- _What is needed_: Scan the material that follows. Copy every line containing the word "Breitenfurt".

+++ Data excerpts

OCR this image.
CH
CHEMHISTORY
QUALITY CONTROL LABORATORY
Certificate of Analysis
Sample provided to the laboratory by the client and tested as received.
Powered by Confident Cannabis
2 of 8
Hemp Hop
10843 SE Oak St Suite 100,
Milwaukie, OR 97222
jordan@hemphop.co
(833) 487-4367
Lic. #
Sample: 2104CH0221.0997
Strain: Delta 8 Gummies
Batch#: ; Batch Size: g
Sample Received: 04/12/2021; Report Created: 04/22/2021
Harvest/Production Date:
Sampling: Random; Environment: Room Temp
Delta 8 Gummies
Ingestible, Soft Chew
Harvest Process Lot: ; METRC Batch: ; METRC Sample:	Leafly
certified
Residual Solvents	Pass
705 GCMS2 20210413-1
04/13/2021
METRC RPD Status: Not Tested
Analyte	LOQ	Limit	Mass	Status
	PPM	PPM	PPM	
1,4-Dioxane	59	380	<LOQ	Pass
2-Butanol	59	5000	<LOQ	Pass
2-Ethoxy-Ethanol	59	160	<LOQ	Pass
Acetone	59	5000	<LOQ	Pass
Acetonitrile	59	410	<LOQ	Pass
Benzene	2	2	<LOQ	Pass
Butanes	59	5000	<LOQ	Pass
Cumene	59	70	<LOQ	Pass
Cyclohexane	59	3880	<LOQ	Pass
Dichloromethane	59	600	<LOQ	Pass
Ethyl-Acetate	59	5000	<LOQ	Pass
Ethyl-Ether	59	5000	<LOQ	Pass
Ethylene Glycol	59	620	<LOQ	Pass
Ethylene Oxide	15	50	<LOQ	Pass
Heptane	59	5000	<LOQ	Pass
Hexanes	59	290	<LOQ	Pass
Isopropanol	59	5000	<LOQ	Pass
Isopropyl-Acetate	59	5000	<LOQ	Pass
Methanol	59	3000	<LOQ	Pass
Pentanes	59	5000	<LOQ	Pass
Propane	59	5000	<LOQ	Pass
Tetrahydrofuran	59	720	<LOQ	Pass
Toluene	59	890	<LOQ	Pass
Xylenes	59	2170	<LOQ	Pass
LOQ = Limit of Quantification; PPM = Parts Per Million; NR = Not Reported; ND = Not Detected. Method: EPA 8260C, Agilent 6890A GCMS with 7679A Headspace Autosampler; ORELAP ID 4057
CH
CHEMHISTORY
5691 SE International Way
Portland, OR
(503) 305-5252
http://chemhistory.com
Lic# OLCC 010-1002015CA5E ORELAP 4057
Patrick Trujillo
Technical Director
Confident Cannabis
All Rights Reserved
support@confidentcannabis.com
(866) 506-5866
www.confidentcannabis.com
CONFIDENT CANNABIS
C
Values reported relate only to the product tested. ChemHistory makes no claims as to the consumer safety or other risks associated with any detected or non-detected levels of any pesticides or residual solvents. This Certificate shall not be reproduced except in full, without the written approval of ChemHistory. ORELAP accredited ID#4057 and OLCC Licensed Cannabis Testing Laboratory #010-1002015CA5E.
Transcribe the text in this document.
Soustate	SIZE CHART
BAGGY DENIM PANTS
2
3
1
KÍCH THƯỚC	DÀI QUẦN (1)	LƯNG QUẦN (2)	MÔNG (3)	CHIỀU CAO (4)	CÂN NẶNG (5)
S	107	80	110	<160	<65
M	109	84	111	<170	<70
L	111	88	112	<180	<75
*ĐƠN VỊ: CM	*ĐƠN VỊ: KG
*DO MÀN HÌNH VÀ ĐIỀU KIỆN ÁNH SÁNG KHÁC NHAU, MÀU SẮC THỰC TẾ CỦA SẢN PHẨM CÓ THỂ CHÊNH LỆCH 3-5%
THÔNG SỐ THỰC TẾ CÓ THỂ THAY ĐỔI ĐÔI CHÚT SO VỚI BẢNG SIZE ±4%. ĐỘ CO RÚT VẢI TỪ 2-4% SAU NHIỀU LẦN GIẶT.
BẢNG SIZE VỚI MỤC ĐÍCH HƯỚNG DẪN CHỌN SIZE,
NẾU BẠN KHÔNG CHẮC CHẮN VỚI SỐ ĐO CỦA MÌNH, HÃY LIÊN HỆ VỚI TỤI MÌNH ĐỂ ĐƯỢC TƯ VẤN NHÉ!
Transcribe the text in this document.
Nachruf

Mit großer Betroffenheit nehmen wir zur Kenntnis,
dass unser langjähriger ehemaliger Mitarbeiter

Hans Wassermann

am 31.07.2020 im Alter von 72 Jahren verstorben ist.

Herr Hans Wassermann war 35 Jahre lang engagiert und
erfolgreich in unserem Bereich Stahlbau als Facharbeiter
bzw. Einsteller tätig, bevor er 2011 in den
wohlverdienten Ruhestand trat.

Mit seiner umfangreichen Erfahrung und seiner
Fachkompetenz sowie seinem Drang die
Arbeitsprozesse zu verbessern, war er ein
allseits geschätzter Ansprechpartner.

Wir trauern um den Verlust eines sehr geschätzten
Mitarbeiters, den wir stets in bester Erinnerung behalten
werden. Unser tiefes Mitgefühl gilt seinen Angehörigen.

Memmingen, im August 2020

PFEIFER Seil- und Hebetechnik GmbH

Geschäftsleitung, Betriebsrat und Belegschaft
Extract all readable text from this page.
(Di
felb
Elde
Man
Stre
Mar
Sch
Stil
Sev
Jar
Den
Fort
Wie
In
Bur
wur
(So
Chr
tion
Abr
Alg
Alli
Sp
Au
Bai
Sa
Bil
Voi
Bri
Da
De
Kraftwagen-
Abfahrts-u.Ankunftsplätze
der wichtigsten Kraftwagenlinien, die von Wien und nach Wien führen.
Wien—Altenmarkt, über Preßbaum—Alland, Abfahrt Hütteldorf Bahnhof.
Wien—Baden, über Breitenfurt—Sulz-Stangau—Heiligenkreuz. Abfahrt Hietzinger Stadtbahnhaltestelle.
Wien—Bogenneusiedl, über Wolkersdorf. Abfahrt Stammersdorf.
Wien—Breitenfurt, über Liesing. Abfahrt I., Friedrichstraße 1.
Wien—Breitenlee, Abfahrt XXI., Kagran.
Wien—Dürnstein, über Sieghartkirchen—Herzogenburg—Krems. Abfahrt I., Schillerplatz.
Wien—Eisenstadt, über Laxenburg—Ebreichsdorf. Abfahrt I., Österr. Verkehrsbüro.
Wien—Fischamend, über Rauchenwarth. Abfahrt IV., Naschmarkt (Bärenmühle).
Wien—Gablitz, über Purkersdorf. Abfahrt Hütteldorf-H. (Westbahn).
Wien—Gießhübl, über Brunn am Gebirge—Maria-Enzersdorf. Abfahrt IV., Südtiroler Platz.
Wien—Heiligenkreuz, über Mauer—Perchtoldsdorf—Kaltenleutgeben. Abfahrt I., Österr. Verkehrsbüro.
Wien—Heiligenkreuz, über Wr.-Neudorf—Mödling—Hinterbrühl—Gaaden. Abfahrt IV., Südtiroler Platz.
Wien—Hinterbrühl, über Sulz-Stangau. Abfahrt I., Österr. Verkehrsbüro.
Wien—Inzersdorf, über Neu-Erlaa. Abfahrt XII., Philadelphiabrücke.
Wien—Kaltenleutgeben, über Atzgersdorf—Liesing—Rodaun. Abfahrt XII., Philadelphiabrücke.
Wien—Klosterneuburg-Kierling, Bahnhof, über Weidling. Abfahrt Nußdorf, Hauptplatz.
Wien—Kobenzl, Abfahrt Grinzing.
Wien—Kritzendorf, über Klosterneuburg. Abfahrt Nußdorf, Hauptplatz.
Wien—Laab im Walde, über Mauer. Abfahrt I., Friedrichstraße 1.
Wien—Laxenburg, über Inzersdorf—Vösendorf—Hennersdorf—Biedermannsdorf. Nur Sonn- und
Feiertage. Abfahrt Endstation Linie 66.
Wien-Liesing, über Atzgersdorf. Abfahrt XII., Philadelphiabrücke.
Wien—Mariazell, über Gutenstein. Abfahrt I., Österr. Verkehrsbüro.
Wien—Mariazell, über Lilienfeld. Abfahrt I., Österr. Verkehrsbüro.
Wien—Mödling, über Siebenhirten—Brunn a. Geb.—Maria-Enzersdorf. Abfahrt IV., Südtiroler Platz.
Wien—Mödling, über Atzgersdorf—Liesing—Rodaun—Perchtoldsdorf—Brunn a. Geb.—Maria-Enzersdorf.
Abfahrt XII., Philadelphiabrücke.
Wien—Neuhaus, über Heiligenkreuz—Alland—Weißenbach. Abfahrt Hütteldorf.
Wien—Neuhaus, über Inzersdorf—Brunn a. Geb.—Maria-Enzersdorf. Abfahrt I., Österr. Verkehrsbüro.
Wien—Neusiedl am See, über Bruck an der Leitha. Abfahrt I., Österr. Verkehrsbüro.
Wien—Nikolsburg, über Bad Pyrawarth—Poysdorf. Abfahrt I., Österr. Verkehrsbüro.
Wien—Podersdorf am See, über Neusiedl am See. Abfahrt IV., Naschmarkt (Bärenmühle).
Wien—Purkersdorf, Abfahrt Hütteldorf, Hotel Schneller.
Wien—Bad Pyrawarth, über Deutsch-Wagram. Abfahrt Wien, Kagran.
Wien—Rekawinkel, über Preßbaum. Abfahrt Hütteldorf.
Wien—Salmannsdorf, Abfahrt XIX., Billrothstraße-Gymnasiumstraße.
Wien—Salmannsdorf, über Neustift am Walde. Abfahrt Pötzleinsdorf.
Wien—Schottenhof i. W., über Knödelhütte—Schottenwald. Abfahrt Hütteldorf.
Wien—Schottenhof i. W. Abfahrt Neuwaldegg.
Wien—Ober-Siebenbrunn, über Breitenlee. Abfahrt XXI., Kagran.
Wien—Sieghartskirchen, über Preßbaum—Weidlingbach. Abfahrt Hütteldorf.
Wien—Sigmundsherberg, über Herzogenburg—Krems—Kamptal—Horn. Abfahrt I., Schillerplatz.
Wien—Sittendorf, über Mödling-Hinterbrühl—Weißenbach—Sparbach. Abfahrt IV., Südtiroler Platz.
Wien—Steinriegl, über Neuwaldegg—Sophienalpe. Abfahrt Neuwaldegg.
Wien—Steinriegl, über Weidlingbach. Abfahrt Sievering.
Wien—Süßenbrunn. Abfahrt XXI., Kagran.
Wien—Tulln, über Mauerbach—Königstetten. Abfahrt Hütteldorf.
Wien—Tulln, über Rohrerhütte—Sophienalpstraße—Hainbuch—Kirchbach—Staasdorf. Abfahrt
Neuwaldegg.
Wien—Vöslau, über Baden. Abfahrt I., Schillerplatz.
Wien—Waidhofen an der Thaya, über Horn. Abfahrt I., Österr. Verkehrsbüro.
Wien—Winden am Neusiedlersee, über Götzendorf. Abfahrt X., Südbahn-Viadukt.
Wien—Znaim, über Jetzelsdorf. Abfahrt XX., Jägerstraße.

++++++

- _Exercise solution_:
Wien—Baden, über Breitenfurt—Sulz-Stangau—Heiligenkreuz. Abfahrt Hietzinger Stadtbahnhaltestelle.
Wien—Breitenfurt, über Liesing. Abfahrt I., Friedrichstraße 1.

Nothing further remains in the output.